- WHAT YOU HAVE TO DO -
Display each line of the material that contains the string "button".

- DATA PROVIDED -

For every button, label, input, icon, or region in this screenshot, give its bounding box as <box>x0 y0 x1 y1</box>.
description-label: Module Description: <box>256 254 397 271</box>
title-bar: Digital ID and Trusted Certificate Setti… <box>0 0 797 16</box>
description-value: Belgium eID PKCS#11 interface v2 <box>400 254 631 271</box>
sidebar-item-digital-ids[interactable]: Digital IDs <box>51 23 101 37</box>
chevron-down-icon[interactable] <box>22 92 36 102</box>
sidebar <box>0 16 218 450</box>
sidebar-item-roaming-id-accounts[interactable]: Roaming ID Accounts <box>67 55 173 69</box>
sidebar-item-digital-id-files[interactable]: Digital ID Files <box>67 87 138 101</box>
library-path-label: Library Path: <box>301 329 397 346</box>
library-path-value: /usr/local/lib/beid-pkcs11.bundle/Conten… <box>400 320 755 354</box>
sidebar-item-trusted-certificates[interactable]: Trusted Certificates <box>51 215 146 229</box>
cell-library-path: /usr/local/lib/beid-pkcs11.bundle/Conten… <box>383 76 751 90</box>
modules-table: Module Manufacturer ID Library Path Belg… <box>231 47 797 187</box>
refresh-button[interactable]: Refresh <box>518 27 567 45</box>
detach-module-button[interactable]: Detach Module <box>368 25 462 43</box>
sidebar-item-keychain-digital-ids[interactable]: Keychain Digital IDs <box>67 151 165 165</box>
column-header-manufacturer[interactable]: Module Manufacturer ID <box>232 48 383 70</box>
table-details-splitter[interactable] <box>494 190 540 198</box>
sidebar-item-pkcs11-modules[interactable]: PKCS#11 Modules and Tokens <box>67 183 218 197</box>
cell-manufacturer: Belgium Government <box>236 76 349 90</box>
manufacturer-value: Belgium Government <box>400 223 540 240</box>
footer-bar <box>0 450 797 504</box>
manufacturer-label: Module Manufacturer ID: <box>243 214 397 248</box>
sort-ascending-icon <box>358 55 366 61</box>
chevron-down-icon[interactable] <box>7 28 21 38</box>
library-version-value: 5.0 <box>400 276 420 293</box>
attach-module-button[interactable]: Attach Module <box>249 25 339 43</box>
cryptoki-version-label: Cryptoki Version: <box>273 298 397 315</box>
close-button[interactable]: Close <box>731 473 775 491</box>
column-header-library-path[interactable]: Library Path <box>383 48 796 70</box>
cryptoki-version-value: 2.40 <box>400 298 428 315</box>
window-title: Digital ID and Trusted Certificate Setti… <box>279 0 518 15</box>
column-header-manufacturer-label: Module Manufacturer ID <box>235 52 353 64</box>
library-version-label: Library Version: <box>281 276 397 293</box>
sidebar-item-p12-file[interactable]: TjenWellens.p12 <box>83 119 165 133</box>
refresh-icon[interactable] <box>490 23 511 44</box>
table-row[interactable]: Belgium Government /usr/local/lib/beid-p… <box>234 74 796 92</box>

- ANSWER BELOW -
For every button, label, input, icon, or region in this screenshot, give its bounding box as <box>x0 y0 x1 y1</box>.
refresh-button[interactable]: Refresh <box>518 27 567 45</box>
detach-module-button[interactable]: Detach Module <box>368 25 462 43</box>
attach-module-button[interactable]: Attach Module <box>249 25 339 43</box>
close-button[interactable]: Close <box>731 473 775 491</box>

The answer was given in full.